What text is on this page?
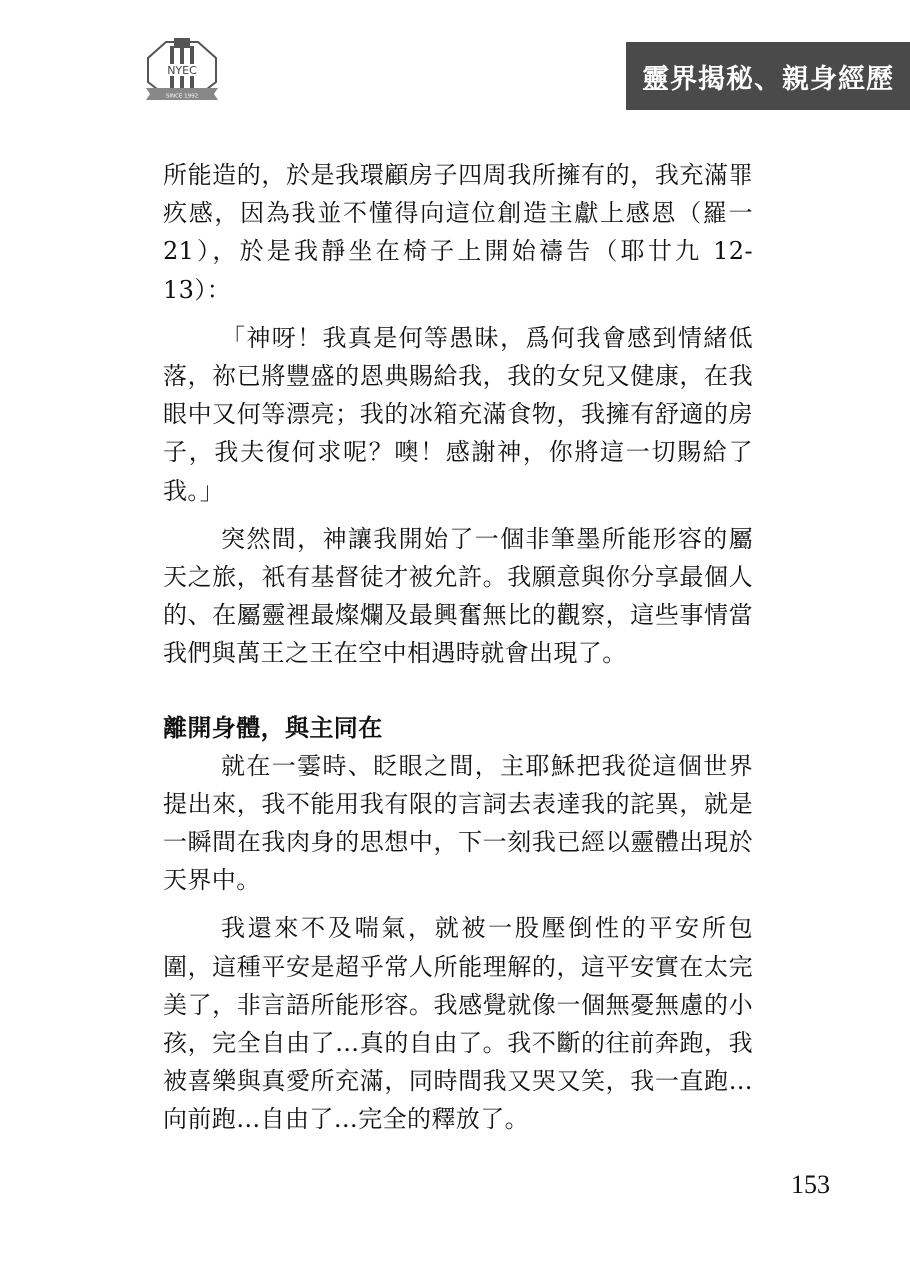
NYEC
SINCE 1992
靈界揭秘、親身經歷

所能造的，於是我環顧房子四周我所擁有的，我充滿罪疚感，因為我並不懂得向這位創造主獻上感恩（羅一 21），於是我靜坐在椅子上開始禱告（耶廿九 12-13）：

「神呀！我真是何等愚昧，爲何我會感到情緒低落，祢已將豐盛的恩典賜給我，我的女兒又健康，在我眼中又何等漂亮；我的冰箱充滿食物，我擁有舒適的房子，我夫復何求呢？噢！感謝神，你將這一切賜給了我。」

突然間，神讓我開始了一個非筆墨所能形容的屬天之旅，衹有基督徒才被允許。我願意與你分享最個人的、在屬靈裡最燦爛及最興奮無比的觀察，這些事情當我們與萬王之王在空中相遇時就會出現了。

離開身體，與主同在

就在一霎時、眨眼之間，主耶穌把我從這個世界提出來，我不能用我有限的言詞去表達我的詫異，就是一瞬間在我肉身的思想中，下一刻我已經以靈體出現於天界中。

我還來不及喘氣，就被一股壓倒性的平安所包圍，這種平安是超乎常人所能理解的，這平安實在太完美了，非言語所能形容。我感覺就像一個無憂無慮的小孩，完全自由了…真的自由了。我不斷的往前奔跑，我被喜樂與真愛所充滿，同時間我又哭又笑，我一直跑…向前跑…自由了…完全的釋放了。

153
——————————
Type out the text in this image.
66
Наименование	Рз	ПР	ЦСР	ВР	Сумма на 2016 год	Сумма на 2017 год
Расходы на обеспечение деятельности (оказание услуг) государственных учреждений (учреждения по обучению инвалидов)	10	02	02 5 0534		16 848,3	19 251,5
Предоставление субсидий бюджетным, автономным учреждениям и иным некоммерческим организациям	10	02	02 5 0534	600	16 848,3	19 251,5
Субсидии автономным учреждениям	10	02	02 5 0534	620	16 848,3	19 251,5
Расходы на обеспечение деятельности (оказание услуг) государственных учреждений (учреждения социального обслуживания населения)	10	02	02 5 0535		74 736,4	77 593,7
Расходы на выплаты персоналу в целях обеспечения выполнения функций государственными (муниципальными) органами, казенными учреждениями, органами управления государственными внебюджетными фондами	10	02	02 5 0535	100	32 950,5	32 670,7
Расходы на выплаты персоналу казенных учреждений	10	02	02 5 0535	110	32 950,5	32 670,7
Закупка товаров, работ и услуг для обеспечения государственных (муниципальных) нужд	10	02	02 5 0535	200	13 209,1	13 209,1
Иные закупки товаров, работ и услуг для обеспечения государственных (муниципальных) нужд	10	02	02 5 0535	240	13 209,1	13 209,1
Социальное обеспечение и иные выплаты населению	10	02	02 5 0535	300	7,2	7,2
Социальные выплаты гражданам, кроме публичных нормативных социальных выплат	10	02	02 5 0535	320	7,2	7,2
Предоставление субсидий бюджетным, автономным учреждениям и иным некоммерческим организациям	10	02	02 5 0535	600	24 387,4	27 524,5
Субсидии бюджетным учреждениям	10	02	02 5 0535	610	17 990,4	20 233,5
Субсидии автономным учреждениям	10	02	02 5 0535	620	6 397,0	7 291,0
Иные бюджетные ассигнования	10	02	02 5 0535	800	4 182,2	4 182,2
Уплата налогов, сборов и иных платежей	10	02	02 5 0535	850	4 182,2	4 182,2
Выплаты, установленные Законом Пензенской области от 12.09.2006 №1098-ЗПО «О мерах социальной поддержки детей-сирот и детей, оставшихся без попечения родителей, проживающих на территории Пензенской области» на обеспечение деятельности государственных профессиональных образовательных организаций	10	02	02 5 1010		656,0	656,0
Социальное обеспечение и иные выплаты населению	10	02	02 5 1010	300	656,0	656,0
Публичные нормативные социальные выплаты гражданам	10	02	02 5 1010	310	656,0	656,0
——————————
JOB - In the entries above, count every line containing the word "государственных". Write only the total.

FULL OUTPUT - 5